Blitz Bureau
AIRLINES, banks, hospitals and other risk-averse organisations around the world chose cybersecurity company CrowdStrike to protect their computer systems from hackers and data breaches.
Faulty update
But all it took was one faulty CrowdStrike software update to cause global disruptions last week grounding flights, knocking banks and media outlets offline, and disrupting hospitals, retailers and other services, said an AFP report. The trouble with the update issued by CrowdStrike and affecting computers running Microsoft’s Windows operating system was not a hacking incident or cyberattack, according to CrowdStrike, which apologised.
It wasn’t an easy fix. It required “boots on the ground” to remediate, said Gartner analyst Eric Grenier. “The fix is working, it’s just a very manual process and there’s no magic key to unlock it,” Grenier said. Worrying about the fragility of a globally connected technology ecosystem is nothing new. It’s what drove fears in the 1990s of a technical glitch that could cause chaos at the turn of the millennium.
Y2K problem
“This is basically what we were all worried about with Y2K, except it’s actually happened this time,” wrote Australian cybersecurity consultant Troy Hunt on the social platform X. Across the world last week, affected computers were showing the “blue screen of death” — a sign that something went wrong with Microsoft’s Windows operating system. But what’s different now is “that these companies are even more entrenched,” Falco said. “We like to think that we have a lot of players available. But at the end of the day, the biggest companies use all the same stuff.”

+ + + + + + +

▶ **Task**
Condense the paragraph of the CrowdStrike outage article beginning "It wasn't an easy fix" into a short bulleted list that keeps its main facts.

▶ **Extracted records**
+ + + + + + +

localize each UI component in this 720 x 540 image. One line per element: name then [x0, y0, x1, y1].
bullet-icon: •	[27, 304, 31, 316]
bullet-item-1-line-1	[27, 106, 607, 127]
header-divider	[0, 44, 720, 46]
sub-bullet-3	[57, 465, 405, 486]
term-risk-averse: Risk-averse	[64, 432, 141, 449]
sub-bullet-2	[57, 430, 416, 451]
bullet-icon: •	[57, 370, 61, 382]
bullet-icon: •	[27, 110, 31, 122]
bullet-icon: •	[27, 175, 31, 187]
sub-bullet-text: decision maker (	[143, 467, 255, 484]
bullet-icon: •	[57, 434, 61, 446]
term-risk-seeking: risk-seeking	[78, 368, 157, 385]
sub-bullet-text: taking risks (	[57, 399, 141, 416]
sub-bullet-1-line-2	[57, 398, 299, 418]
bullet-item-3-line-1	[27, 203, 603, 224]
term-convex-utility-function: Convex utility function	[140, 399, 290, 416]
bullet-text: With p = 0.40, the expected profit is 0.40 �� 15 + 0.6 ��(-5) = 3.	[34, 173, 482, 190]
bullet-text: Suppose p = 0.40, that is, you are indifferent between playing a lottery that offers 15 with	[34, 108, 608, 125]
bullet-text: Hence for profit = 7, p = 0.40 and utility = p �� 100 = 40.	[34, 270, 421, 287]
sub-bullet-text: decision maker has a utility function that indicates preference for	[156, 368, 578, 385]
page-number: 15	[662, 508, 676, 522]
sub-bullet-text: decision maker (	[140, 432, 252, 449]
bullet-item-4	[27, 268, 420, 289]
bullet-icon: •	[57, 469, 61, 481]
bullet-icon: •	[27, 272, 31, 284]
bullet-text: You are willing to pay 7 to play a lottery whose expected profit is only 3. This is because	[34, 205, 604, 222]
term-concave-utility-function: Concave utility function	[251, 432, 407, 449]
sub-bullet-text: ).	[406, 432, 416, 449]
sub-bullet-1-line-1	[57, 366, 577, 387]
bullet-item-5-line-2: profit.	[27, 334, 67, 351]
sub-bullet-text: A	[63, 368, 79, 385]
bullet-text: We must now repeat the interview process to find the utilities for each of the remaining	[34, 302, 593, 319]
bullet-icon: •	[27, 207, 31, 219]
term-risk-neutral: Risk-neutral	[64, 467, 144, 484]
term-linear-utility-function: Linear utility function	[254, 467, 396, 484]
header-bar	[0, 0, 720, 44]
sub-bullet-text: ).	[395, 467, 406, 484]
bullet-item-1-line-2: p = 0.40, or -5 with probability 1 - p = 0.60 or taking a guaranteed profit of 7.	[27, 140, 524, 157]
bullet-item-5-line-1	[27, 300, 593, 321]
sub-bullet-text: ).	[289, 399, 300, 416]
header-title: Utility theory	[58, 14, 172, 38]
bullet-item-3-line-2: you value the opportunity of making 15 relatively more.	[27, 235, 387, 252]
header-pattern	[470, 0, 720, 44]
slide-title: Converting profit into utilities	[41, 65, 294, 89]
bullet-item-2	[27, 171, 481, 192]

+ + + + + + +

▶ **Your solution**
- The fix was not easy and required "boots on the ground," according to Gartner analyst Eric Grenier.
- Grenier said the fix works but is a very manual process with "no magic key to unlock it."
- Concern about the fragility of a globally connected technology ecosystem is not new.
- That concern drove 1990s fears of a technical glitch causing chaos at the turn of the millennium.